▶ **Direction**
Copy out all of the material exactly as presented.

## start

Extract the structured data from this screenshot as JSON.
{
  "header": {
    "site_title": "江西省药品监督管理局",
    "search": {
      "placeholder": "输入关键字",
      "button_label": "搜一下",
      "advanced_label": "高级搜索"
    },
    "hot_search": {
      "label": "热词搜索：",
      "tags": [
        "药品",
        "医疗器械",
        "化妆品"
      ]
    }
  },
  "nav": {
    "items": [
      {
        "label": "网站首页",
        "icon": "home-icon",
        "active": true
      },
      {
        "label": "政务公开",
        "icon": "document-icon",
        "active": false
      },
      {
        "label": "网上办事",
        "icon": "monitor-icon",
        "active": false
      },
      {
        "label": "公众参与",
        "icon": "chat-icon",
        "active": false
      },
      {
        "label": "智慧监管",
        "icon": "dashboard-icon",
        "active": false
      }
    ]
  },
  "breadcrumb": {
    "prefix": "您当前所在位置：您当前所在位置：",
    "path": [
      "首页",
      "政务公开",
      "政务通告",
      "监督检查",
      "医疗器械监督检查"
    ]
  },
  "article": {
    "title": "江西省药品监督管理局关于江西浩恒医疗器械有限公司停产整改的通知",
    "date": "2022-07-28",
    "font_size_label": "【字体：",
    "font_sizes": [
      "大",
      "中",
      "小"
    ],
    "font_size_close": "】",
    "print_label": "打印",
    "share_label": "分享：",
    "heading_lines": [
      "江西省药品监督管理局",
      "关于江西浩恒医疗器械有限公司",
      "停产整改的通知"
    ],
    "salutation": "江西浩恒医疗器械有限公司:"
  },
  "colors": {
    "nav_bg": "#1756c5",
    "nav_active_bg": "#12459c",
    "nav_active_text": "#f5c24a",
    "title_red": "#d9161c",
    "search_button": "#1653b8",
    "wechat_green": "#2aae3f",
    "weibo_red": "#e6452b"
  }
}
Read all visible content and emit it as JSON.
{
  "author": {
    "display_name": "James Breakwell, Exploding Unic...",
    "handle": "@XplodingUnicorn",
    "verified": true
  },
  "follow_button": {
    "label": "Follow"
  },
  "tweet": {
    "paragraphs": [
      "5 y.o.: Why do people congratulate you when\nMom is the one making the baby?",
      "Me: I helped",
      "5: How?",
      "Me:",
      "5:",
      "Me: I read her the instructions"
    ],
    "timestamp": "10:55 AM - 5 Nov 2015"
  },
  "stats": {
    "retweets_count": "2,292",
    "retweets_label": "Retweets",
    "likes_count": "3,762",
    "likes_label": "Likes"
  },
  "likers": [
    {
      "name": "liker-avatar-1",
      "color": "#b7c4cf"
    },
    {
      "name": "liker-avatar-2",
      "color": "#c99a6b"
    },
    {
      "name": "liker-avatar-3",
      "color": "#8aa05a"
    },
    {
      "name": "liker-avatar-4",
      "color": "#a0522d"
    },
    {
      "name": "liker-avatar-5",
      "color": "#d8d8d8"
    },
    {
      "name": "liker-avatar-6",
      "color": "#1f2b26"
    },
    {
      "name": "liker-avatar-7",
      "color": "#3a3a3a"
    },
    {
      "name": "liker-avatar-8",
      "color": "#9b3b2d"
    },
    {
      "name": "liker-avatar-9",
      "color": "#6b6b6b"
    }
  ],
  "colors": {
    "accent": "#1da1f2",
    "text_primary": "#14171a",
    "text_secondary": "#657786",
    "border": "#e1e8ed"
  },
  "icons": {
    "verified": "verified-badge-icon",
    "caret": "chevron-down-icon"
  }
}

## end

▶ **Answer to the problem**
Extract the structured data from this screenshot as JSON.
{
  "header": {
    "site_title": "江西省药品监督管理局",
    "search": {
      "placeholder": "输入关键字",
      "button_label": "搜一下",
      "advanced_label": "高级搜索"
    },
    "hot_search": {
      "label": "热词搜索：",
      "tags": [
        "药品",
        "医疗器械",
        "化妆品"
      ]
    }
  },
  "nav": {
    "items": [
      {
        "label": "网站首页",
        "icon": "home-icon",
        "active": true
      },
      {
        "label": "政务公开",
        "icon": "document-icon",
        "active": false
      },
      {
        "label": "网上办事",
        "icon": "monitor-icon",
        "active": false
      },
      {
        "label": "公众参与",
        "icon": "chat-icon",
        "active": false
      },
      {
        "label": "智慧监管",
        "icon": "dashboard-icon",
        "active": false
      }
    ]
  },
  "breadcrumb": {
    "prefix": "您当前所在位置：您当前所在位置：",
    "path": [
      "首页",
      "政务公开",
      "政务通告",
      "监督检查",
      "医疗器械监督检查"
    ]
  },
  "article": {
    "title": "江西省药品监督管理局关于江西浩恒医疗器械有限公司停产整改的通知",
    "date": "2022-07-28",
    "font_size_label": "【字体：",
    "font_sizes": [
      "大",
      "中",
      "小"
    ],
    "font_size_close": "】",
    "print_label": "打印",
    "share_label": "分享：",
    "heading_lines": [
      "江西省药品监督管理局",
      "关于江西浩恒医疗器械有限公司",
      "停产整改的通知"
    ],
    "salutation": "江西浩恒医疗器械有限公司:"
  },
  "colors": {
    "nav_bg": "#1756c5",
    "nav_active_bg": "#12459c",
    "nav_active_text": "#f5c24a",
    "title_red": "#d9161c",
    "search_button": "#1653b8",
    "wechat_green": "#2aae3f",
    "weibo_red": "#e6452b"
  }
}
Read all visible content and emit it as JSON.
{
  "author": {
    "display_name": "James Breakwell, Exploding Unic...",
    "handle": "@XplodingUnicorn",
    "verified": true
  },
  "follow_button": {
    "label": "Follow"
  },
  "tweet": {
    "paragraphs": [
      "5 y.o.: Why do people congratulate you when\nMom is the one making the baby?",
      "Me: I helped",
      "5: How?",
      "Me:",
      "5:",
      "Me: I read her the instructions"
    ],
    "timestamp": "10:55 AM - 5 Nov 2015"
  },
  "stats": {
    "retweets_count": "2,292",
    "retweets_label": "Retweets",
    "likes_count": "3,762",
    "likes_label": "Likes"
  },
  "likers": [
    {
      "name": "liker-avatar-1",
      "color": "#b7c4cf"
    },
    {
      "name": "liker-avatar-2",
      "color": "#c99a6b"
    },
    {
      "name": "liker-avatar-3",
      "color": "#8aa05a"
    },
    {
      "name": "liker-avatar-4",
      "color": "#a0522d"
    },
    {
      "name": "liker-avatar-5",
      "color": "#d8d8d8"
    },
    {
      "name": "liker-avatar-6",
      "color": "#1f2b26"
    },
    {
      "name": "liker-avatar-7",
      "color": "#3a3a3a"
    },
    {
      "name": "liker-avatar-8",
      "color": "#9b3b2d"
    },
    {
      "name": "liker-avatar-9",
      "color": "#6b6b6b"
    }
  ],
  "colors": {
    "accent": "#1da1f2",
    "text_primary": "#14171a",
    "text_secondary": "#657786",
    "border": "#e1e8ed"
  },
  "icons": {
    "verified": "verified-badge-icon",
    "caret": "chevron-down-icon"
  }
}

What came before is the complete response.